EXERCISE:
Transcribe the records below in full; pictures stay out of the copy.

EXCERPTED DATA:
———

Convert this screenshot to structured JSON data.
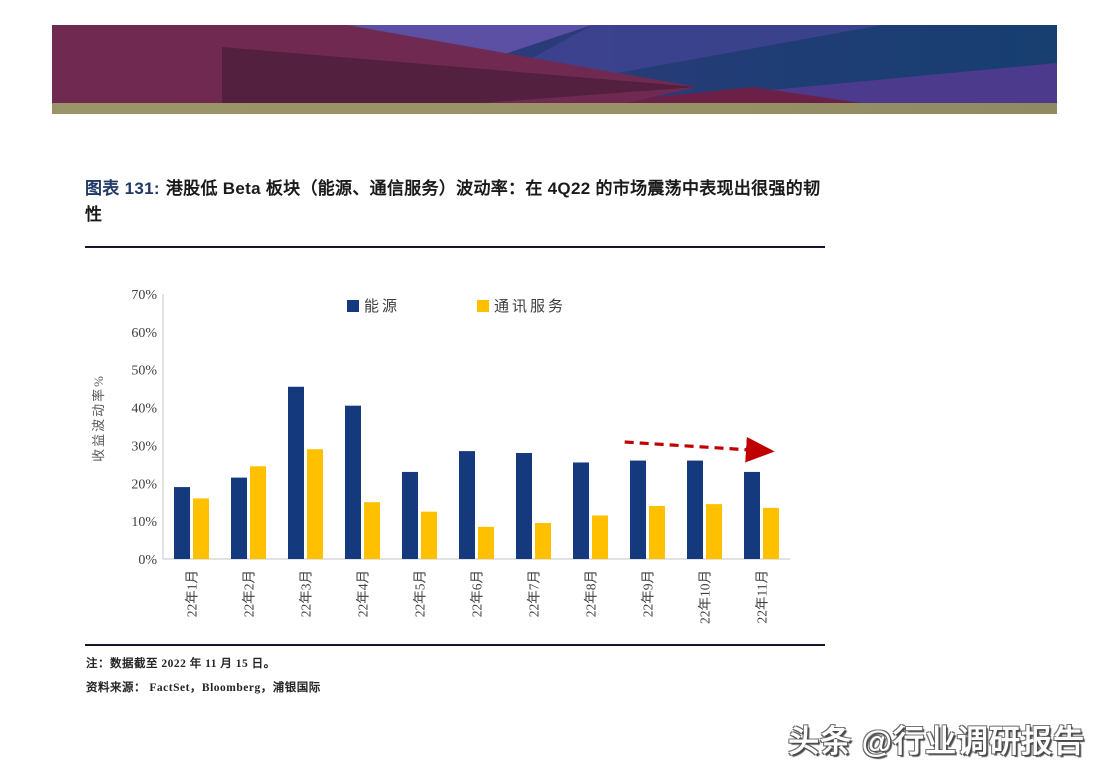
{
  "header": {
    "banner_colors": {
      "maroon": "#702a52",
      "dark_maroon": "#4e1e3c",
      "light_purple": "#5b50a4",
      "slate_purple": "#3f4390",
      "right_purple": "#4c3a8c",
      "navy_left": "#343a7c",
      "navy_right": "#173f70",
      "olive_strip": "#9b9469"
    }
  },
  "figure": {
    "label": "图表  131:",
    "title": "港股低 Beta 板块（能源、通信服务）波动率：在 4Q22 的市场震荡中表现出很强的韧性"
  },
  "chart_data": {
    "type": "bar",
    "title": "",
    "ylabel": "收益波动率%",
    "xlabel": "",
    "ylim": [
      0,
      70
    ],
    "yticks": [
      0,
      10,
      20,
      30,
      40,
      50,
      60,
      70
    ],
    "ytick_suffix": "%",
    "grid": "off",
    "legend_position": "top",
    "axis_color": "#d9d9d9",
    "categories": [
      "22年1月",
      "22年2月",
      "22年3月",
      "22年4月",
      "22年5月",
      "22年6月",
      "22年7月",
      "22年8月",
      "22年9月",
      "22年10月",
      "22年11月"
    ],
    "series": [
      {
        "name": "能源",
        "color": "#143A7D",
        "values": [
          19,
          21.5,
          45.5,
          40.5,
          23,
          28.5,
          28,
          25.5,
          26,
          26,
          23
        ]
      },
      {
        "name": "通讯服务",
        "color": "#FFC000",
        "values": [
          16,
          24.5,
          29,
          15,
          12.5,
          8.5,
          9.5,
          11.5,
          14,
          14.5,
          13.5
        ]
      }
    ],
    "annotation_arrow": {
      "from": {
        "x_index": 7.6,
        "value": 30.9
      },
      "to": {
        "x_index": 10.12,
        "value": 28.5
      },
      "color": "#C00000",
      "style": "dashed"
    }
  },
  "notes": {
    "note": "注：数据截至 2022 年 11 月 15 日。",
    "source": "资料来源：  FactSet，Bloomberg，浦银国际"
  },
  "watermark": "头条 @行业调研报告"
}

———

FULL OUTPUT:
Convert this screenshot to structured JSON data.
{
  "header": {
    "banner_colors": {
      "maroon": "#702a52",
      "dark_maroon": "#4e1e3c",
      "light_purple": "#5b50a4",
      "slate_purple": "#3f4390",
      "right_purple": "#4c3a8c",
      "navy_left": "#343a7c",
      "navy_right": "#173f70",
      "olive_strip": "#9b9469"
    }
  },
  "figure": {
    "label": "图表  131:",
    "title": "港股低 Beta 板块（能源、通信服务）波动率：在 4Q22 的市场震荡中表现出很强的韧性"
  },
  "chart_data": {
    "type": "bar",
    "title": "",
    "ylabel": "收益波动率%",
    "xlabel": "",
    "ylim": [
      0,
      70
    ],
    "yticks": [
      0,
      10,
      20,
      30,
      40,
      50,
      60,
      70
    ],
    "ytick_suffix": "%",
    "grid": "off",
    "legend_position": "top",
    "axis_color": "#d9d9d9",
    "categories": [
      "22年1月",
      "22年2月",
      "22年3月",
      "22年4月",
      "22年5月",
      "22年6月",
      "22年7月",
      "22年8月",
      "22年9月",
      "22年10月",
      "22年11月"
    ],
    "series": [
      {
        "name": "能源",
        "color": "#143A7D",
        "values": [
          19,
          21.5,
          45.5,
          40.5,
          23,
          28.5,
          28,
          25.5,
          26,
          26,
          23
        ]
      },
      {
        "name": "通讯服务",
        "color": "#FFC000",
        "values": [
          16,
          24.5,
          29,
          15,
          12.5,
          8.5,
          9.5,
          11.5,
          14,
          14.5,
          13.5
        ]
      }
    ],
    "annotation_arrow": {
      "from": {
        "x_index": 7.6,
        "value": 30.9
      },
      "to": {
        "x_index": 10.12,
        "value": 28.5
      },
      "color": "#C00000",
      "style": "dashed"
    }
  },
  "notes": {
    "note": "注：数据截至 2022 年 11 月 15 日。",
    "source": "资料来源：  FactSet，Bloomberg，浦银国际"
  },
  "watermark": "头条 @行业调研报告"
}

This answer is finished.